- **Material provided**
-- start --
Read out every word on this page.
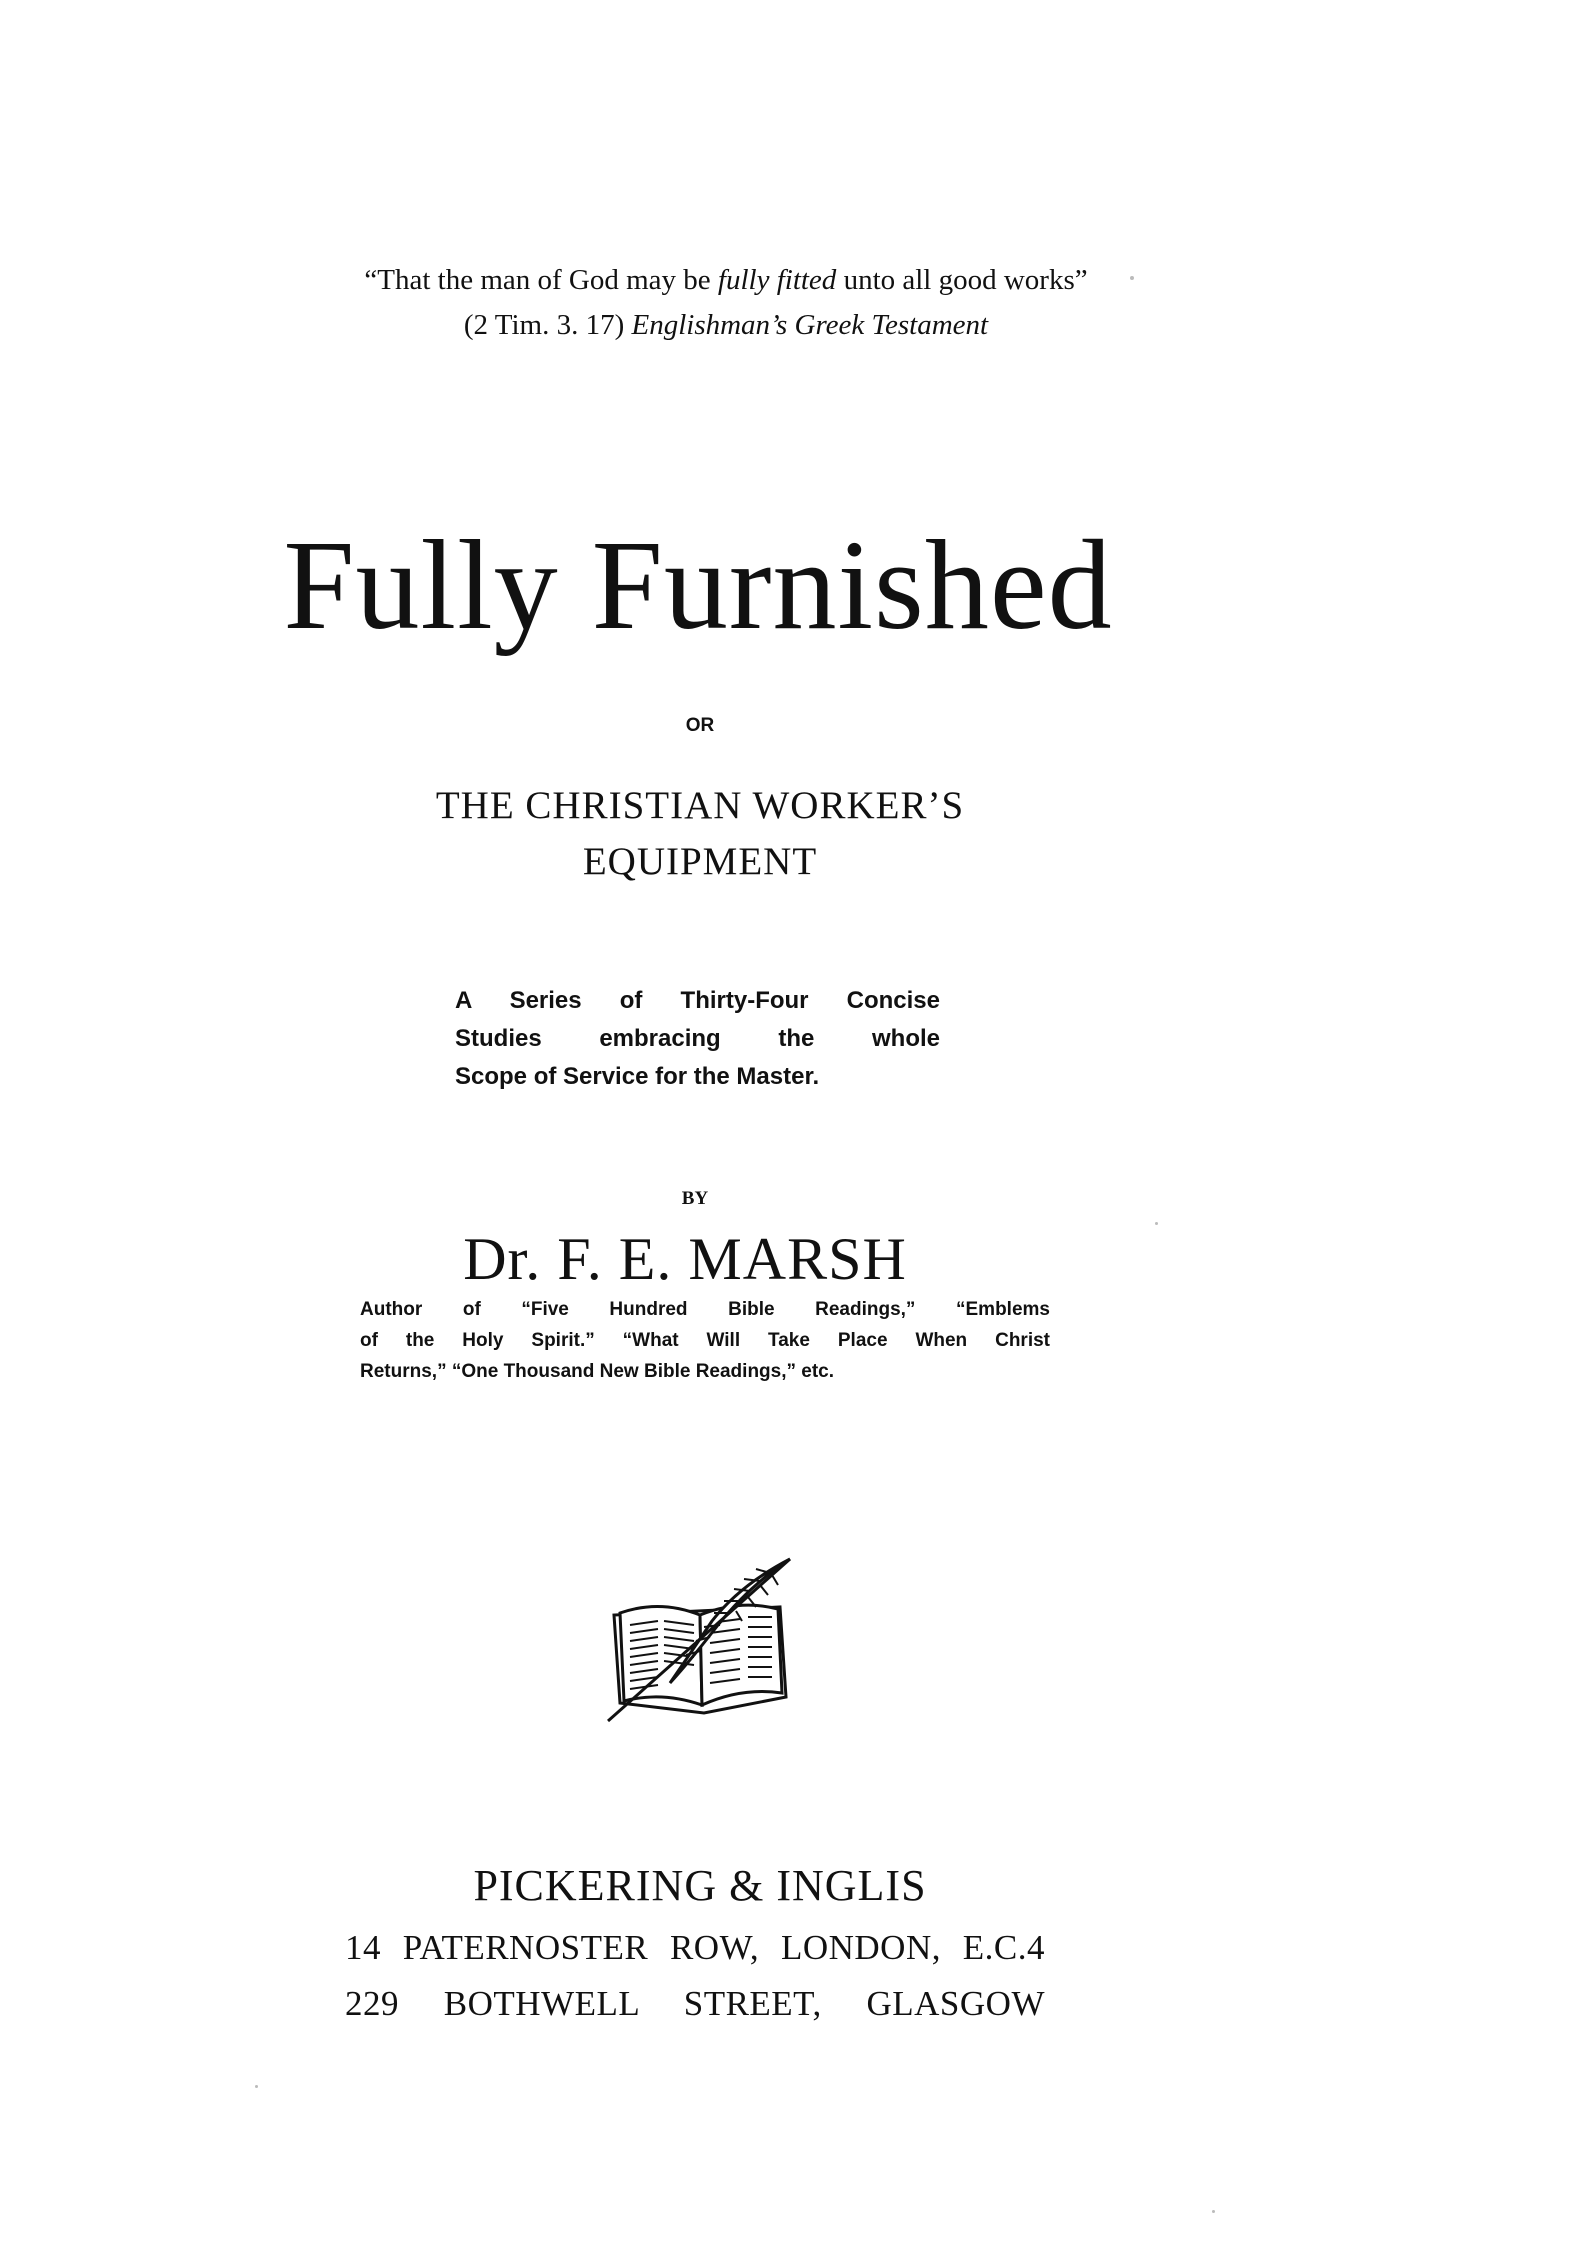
“That the man of God may be fully fitted unto all good works”
(2 Tim. 3. 17) Englishman’s Greek Testament
Fully Furnished
OR
THE CHRISTIAN WORKER’S
EQUIPMENT
A Series of Thirty-Four Concise
Studies embracing the whole
Scope of Service for the Master.
BY
Dr. F. E. MARSH
Author of “Five Hundred Bible Readings,” “Emblems
of the Holy Spirit.” “What Will Take Place When Christ
Returns,” “One Thousand New Bible Readings,” etc.
PICKERING & INGLIS
14 PATERNOSTER ROW, LONDON, E.C.4
229 BOTHWELL STREET, GLASGOW
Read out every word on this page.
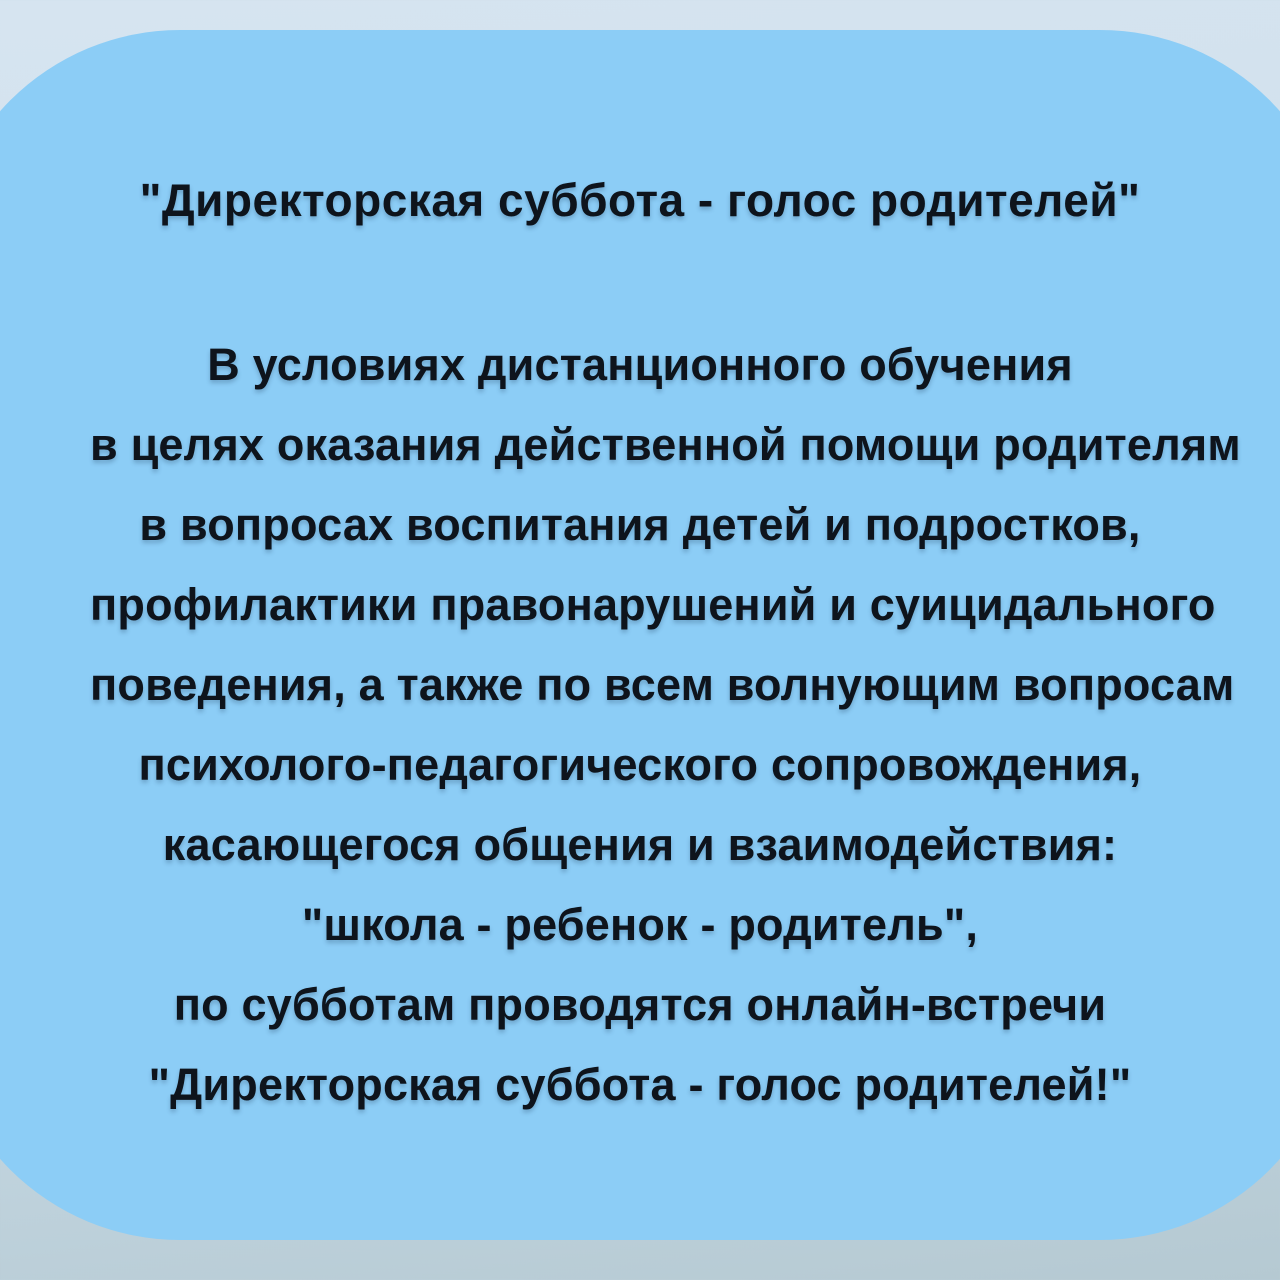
"Директорская суббота - голос родителей"

В условиях дистанционного обучения

в целях оказания действенной помощи родителям

в вопросах воспитания детей и подростков,

профилактики правонарушений и суицидального

поведения, а также по всем волнующим вопросам

психолого-педагогического сопровождения,

касающегося общения и взаимодействия:

"школа - ребенок - родитель",

по субботам проводятся онлайн-встречи

"Директорская суббота - голос родителей!"
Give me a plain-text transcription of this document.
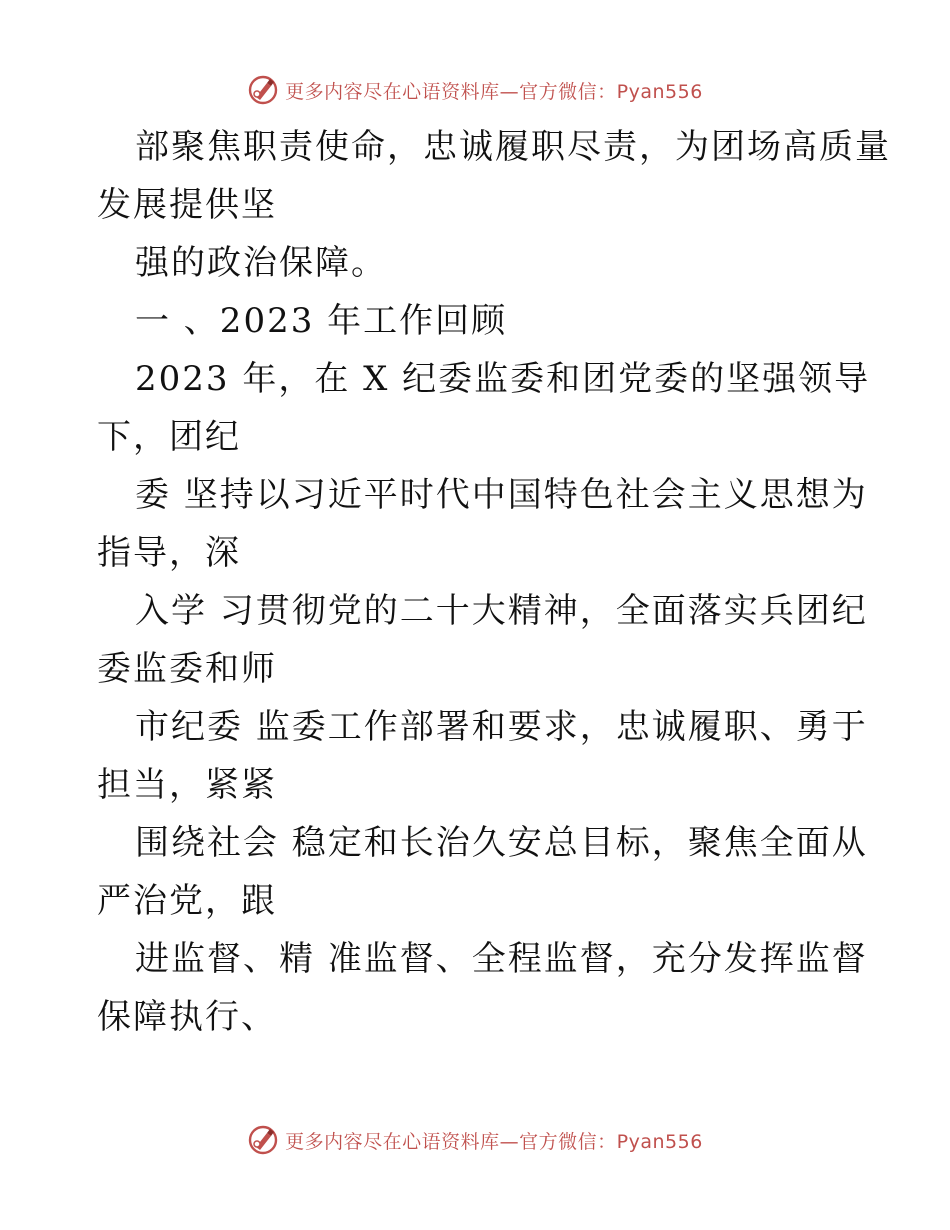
更多内容尽在心语资料库—官方微信：Pyan556
部聚焦职责使命，忠诚履职尽责，为团场高质量
发展提供坚
强的政治保障。
一 、2023 年工作回顾
2023 年，在 X 纪委监委和团党委的坚强领导
下，团纪
委 坚持以习近平时代中国特色社会主义思想为
指导，深
入学 习贯彻党的二十大精神，全面落实兵团纪
委监委和师
市纪委 监委工作部署和要求，忠诚履职、勇于
担当，紧紧
围绕社会 稳定和长治久安总目标，聚焦全面从
严治党，跟
进监督、精 准监督、全程监督，充分发挥监督
保障执行、
更多内容尽在心语资料库—官方微信：Pyan556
-- end --
- **What to work on**
Take the line containing "Give me a plain-text" and all lines after it to the end of the data above, and reproduce them exactly, leaving out pictures. Nothing else belongs in the copy.

- **Complete answer**
Give me a plain-text transcription of this document.
更多内容尽在心语资料库—官方微信：Pyan556
部聚焦职责使命，忠诚履职尽责，为团场高质量
发展提供坚
强的政治保障。
一 、2023 年工作回顾
2023 年，在 X 纪委监委和团党委的坚强领导
下，团纪
委 坚持以习近平时代中国特色社会主义思想为
指导，深
入学 习贯彻党的二十大精神，全面落实兵团纪
委监委和师
市纪委 监委工作部署和要求，忠诚履职、勇于
担当，紧紧
围绕社会 稳定和长治久安总目标，聚焦全面从
严治党，跟
进监督、精 准监督、全程监督，充分发挥监督
保障执行、
更多内容尽在心语资料库—官方微信：Pyan556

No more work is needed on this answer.